## Exercise
Pick every line from the data that holds the word "Allah".
● ● ● ●
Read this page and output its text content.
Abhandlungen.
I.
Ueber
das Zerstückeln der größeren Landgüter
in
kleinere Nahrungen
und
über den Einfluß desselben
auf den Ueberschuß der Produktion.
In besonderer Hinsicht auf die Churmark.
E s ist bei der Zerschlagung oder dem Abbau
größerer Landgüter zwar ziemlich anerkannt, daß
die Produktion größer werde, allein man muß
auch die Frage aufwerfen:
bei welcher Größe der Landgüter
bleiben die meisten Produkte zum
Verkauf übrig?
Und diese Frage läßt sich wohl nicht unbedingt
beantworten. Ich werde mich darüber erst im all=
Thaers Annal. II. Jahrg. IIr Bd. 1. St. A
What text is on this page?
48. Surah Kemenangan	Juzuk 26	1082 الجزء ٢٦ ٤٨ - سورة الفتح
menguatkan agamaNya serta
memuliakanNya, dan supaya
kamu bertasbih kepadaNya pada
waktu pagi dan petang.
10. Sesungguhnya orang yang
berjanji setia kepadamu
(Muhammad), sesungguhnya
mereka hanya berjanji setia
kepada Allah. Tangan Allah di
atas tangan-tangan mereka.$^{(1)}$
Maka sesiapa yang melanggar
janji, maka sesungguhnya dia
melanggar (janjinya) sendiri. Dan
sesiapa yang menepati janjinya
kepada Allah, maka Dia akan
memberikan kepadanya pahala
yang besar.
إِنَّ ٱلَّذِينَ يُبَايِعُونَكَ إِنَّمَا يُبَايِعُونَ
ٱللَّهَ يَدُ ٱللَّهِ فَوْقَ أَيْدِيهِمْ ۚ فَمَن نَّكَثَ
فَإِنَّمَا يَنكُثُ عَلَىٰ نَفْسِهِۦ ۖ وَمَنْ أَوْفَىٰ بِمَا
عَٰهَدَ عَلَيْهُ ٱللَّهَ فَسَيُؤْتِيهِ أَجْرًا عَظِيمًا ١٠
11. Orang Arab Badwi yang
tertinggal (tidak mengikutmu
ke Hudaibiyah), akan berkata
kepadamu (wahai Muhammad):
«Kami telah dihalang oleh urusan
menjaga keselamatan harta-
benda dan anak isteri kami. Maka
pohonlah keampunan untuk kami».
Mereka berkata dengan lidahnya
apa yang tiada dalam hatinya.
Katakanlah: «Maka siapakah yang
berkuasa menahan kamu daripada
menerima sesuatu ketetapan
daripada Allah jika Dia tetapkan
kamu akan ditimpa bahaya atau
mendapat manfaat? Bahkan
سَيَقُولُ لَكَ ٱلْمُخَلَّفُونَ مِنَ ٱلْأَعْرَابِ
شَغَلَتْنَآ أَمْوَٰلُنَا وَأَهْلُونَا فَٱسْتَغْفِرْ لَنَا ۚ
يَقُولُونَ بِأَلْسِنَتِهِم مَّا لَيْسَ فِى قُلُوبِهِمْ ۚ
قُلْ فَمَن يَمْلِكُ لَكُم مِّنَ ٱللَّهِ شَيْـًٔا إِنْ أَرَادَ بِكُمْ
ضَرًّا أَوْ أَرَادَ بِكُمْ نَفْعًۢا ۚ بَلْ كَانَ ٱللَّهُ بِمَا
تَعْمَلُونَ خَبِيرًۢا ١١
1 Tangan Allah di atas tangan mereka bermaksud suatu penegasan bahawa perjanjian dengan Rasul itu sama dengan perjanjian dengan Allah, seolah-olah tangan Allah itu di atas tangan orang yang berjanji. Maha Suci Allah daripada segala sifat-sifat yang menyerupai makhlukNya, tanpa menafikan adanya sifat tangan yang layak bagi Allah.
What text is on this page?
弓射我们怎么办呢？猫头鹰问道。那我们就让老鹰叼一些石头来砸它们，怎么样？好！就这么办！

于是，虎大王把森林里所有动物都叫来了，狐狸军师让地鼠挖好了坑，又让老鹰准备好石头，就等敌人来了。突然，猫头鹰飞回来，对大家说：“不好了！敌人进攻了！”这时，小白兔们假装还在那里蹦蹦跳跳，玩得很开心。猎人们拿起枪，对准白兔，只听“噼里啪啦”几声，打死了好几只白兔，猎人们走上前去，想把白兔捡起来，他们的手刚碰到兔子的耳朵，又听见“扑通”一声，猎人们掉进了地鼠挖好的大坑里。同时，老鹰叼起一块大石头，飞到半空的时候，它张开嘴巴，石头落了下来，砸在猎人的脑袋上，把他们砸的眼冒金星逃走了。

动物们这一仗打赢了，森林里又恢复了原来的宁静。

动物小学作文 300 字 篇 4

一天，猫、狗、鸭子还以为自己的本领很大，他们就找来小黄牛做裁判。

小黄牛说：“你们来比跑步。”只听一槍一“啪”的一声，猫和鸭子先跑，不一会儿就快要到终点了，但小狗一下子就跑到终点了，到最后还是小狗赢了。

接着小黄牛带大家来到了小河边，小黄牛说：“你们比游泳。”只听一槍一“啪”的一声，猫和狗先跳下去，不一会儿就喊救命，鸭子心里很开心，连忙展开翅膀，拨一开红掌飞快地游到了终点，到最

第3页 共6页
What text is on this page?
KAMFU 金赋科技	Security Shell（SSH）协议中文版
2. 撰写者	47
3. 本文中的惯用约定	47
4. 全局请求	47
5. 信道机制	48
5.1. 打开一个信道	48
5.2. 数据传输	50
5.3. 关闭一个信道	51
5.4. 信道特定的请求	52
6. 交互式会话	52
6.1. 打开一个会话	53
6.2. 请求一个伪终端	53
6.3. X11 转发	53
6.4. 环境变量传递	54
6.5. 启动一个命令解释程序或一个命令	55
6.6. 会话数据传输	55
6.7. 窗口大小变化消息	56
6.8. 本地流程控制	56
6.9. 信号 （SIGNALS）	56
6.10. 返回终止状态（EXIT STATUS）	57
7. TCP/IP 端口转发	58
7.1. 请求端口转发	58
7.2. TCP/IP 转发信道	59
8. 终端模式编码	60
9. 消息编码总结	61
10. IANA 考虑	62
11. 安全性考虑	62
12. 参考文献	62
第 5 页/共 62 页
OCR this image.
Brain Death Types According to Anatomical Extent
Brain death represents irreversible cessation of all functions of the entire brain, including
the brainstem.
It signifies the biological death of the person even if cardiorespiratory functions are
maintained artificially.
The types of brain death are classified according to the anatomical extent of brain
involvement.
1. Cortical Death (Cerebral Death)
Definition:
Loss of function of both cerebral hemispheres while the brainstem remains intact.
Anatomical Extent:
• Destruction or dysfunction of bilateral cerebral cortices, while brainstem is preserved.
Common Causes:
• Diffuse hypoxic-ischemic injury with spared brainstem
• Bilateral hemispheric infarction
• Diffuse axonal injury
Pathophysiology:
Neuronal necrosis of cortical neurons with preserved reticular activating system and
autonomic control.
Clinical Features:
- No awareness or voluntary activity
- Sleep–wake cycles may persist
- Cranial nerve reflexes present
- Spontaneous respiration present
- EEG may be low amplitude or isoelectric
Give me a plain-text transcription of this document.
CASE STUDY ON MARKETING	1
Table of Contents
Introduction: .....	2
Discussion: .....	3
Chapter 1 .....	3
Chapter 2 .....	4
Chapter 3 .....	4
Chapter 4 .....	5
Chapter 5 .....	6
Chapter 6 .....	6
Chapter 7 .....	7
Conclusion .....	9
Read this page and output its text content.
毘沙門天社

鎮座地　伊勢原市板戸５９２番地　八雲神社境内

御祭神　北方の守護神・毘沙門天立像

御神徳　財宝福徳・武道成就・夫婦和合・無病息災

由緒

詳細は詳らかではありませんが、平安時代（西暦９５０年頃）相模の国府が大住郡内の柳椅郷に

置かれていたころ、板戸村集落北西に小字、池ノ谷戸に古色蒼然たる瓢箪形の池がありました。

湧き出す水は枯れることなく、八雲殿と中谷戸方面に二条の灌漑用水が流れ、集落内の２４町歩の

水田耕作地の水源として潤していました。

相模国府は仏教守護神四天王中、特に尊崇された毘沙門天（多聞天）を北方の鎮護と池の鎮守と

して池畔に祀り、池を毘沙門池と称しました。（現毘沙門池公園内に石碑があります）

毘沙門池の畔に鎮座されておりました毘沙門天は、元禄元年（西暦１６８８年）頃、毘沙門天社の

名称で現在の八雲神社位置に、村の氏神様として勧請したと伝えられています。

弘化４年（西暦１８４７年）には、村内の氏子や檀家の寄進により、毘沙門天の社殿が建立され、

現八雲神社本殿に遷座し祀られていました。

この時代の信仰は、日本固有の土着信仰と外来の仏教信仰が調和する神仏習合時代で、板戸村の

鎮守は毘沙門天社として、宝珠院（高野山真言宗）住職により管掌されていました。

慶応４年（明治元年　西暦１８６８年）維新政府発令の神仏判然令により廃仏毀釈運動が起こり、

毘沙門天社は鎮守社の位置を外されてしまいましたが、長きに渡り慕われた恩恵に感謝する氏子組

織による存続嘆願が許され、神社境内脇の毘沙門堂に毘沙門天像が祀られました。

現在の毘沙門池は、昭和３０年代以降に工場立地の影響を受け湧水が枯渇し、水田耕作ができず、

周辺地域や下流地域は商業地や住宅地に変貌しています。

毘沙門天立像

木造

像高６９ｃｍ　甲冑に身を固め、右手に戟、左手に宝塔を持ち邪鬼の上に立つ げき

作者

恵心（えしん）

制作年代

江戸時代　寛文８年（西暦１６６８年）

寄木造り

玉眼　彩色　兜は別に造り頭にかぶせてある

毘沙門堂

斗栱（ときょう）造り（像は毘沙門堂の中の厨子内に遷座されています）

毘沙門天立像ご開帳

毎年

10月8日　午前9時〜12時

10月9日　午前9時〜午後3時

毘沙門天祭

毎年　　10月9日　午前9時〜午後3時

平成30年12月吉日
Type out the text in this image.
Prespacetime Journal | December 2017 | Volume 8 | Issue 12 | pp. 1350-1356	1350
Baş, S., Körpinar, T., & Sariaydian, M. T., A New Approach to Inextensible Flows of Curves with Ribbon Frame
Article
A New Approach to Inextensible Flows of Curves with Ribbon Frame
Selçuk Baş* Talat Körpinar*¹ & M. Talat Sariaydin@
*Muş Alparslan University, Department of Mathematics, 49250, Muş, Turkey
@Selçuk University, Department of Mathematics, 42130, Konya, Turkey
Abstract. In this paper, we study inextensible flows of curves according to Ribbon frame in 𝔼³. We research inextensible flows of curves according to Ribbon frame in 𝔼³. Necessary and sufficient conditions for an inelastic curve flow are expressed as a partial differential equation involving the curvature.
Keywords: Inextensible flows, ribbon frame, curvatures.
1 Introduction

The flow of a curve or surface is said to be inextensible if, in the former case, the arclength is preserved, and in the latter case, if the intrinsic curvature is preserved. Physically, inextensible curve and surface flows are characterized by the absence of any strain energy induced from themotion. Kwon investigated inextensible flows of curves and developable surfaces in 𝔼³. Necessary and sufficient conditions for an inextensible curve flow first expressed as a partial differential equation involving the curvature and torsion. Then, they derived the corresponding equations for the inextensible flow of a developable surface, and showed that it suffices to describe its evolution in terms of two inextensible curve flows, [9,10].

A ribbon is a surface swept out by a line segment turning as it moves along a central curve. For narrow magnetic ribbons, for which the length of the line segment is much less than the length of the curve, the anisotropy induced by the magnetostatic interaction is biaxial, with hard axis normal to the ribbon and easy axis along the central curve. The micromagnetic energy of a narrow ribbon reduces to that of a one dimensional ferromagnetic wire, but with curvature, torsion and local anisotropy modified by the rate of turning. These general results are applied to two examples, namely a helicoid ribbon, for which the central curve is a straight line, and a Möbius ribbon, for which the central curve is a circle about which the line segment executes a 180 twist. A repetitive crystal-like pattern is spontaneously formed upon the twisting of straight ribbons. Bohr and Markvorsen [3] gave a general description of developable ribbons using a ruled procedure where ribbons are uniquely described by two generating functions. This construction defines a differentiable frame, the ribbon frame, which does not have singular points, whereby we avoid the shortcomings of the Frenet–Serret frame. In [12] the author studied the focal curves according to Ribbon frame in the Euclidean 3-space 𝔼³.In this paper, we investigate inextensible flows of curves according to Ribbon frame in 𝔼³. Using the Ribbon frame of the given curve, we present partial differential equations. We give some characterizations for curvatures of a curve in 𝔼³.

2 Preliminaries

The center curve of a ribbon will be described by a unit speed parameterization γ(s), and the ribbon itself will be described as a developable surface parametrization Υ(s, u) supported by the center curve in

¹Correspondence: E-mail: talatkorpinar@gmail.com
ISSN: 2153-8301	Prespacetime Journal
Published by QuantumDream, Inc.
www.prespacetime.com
● ● ● ●
## Result below
kepada Allah. Tangan Allah di
kepada Allah, maka Dia akan
daripada Allah jika Dia tetapkan
1 Tangan Allah di atas tangan mereka bermaksud suatu penegasan bahawa perjanjian dengan Rasul itu sama dengan perjanjian dengan Allah, seolah-olah tangan Allah itu di atas tangan orang yang berjanji. Maha Suci Allah daripada segala sifat-sifat yang menyerupai makhlukNya, tanpa menafikan adanya sifat tangan yang layak bagi Allah.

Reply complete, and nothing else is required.